DATA PROVIDED.
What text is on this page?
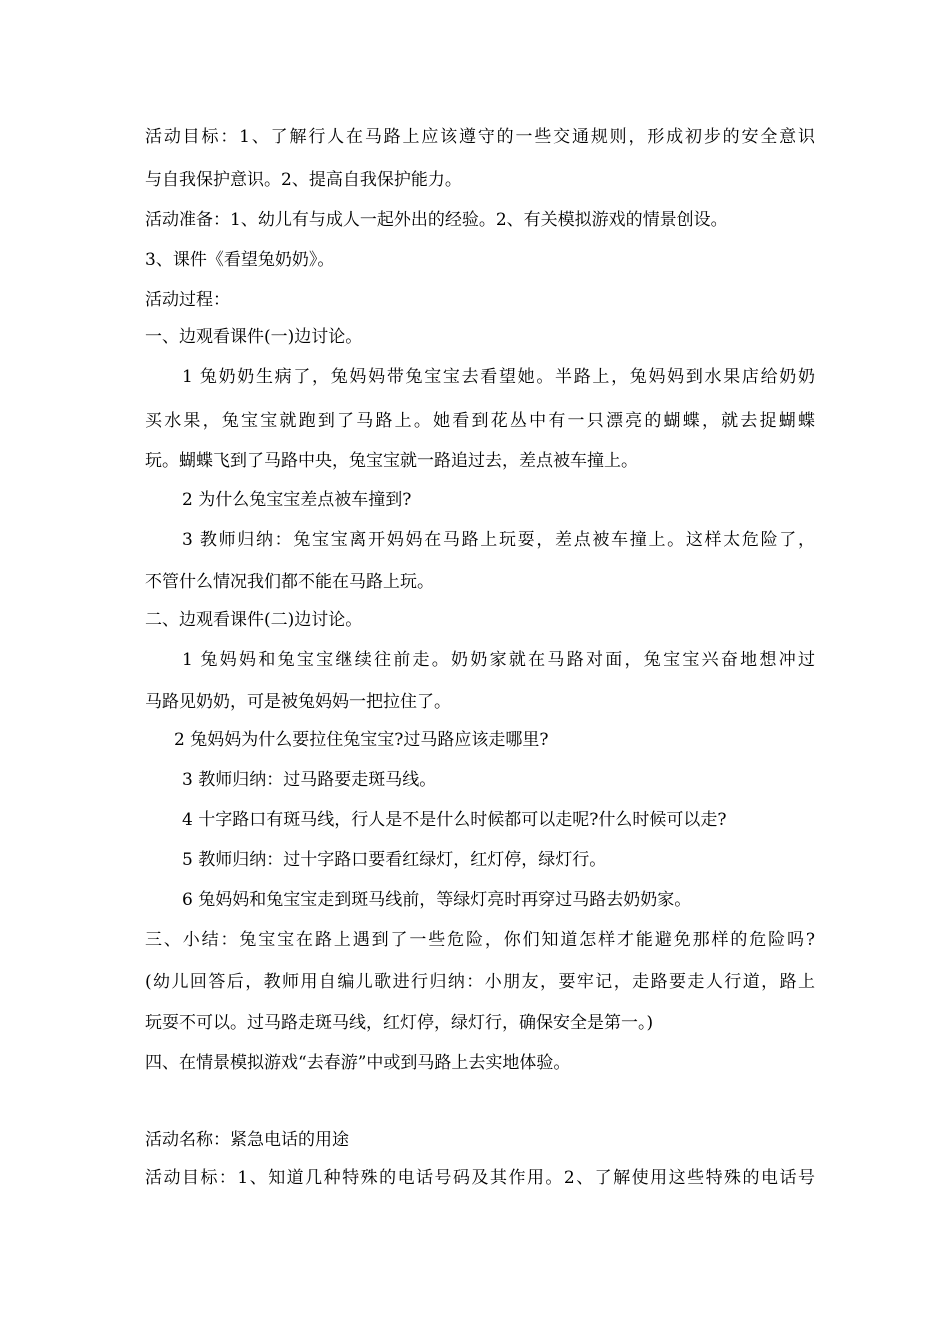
活动目标：1、了解行人在马路上应该遵守的一些交通规则，形成初步的安全意识
与自我保护意识。2、提高自我保护能力。
活动准备：1、幼儿有与成人一起外出的经验。2、有关模拟游戏的情景创设。
3、课件《看望兔奶奶》。
活动过程：
一、边观看课件(一)边讨论。
1 兔奶奶生病了，兔妈妈带兔宝宝去看望她。半路上，兔妈妈到水果店给奶奶
买水果，兔宝宝就跑到了马路上。她看到花丛中有一只漂亮的蝴蝶，就去捉蝴蝶
玩。蝴蝶飞到了马路中央，兔宝宝就一路追过去，差点被车撞上。
2 为什么兔宝宝差点被车撞到?
3 教师归纳：兔宝宝离开妈妈在马路上玩耍，差点被车撞上。这样太危险了，
不管什么情况我们都不能在马路上玩。
二、边观看课件(二)边讨论。
1 兔妈妈和兔宝宝继续往前走。奶奶家就在马路对面，兔宝宝兴奋地想冲过
马路见奶奶，可是被兔妈妈一把拉住了。
2 兔妈妈为什么要拉住兔宝宝?过马路应该走哪里?
3 教师归纳：过马路要走斑马线。
4 十字路口有斑马线，行人是不是什么时候都可以走呢?什么时候可以走?
5 教师归纳：过十字路口要看红绿灯，红灯停，绿灯行。
6 兔妈妈和兔宝宝走到斑马线前，等绿灯亮时再穿过马路去奶奶家。
三、小结：兔宝宝在路上遇到了一些危险，你们知道怎样才能避免那样的危险吗?
(幼儿回答后，教师用自编儿歌进行归纳：小朋友，要牢记，走路要走人行道，路上
玩耍不可以。过马路走斑马线，红灯停，绿灯行，确保安全是第一。)
四、在情景模拟游戏“去春游”中或到马路上去实地体验。
活动名称：紧急电话的用途
活动目标：1、知道几种特殊的电话号码及其作用。2、了解使用这些特殊的电话号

TASK TO COMPLETE. Without the pictures, restate each entry exactly.

FULL RESPONSE.
What text is on this page?
活动目标：1、了解行人在马路上应该遵守的一些交通规则，形成初步的安全意识
与自我保护意识。2、提高自我保护能力。
活动准备：1、幼儿有与成人一起外出的经验。2、有关模拟游戏的情景创设。
3、课件《看望兔奶奶》。
活动过程：
一、边观看课件(一)边讨论。
1 兔奶奶生病了，兔妈妈带兔宝宝去看望她。半路上，兔妈妈到水果店给奶奶
买水果，兔宝宝就跑到了马路上。她看到花丛中有一只漂亮的蝴蝶，就去捉蝴蝶
玩。蝴蝶飞到了马路中央，兔宝宝就一路追过去，差点被车撞上。
2 为什么兔宝宝差点被车撞到?
3 教师归纳：兔宝宝离开妈妈在马路上玩耍，差点被车撞上。这样太危险了，
不管什么情况我们都不能在马路上玩。
二、边观看课件(二)边讨论。
1 兔妈妈和兔宝宝继续往前走。奶奶家就在马路对面，兔宝宝兴奋地想冲过
马路见奶奶，可是被兔妈妈一把拉住了。
2 兔妈妈为什么要拉住兔宝宝?过马路应该走哪里?
3 教师归纳：过马路要走斑马线。
4 十字路口有斑马线，行人是不是什么时候都可以走呢?什么时候可以走?
5 教师归纳：过十字路口要看红绿灯，红灯停，绿灯行。
6 兔妈妈和兔宝宝走到斑马线前，等绿灯亮时再穿过马路去奶奶家。
三、小结：兔宝宝在路上遇到了一些危险，你们知道怎样才能避免那样的危险吗?
(幼儿回答后，教师用自编儿歌进行归纳：小朋友，要牢记，走路要走人行道，路上
玩耍不可以。过马路走斑马线，红灯停，绿灯行，确保安全是第一。)
四、在情景模拟游戏“去春游”中或到马路上去实地体验。
活动名称：紧急电话的用途
活动目标：1、知道几种特殊的电话号码及其作用。2、了解使用这些特殊的电话号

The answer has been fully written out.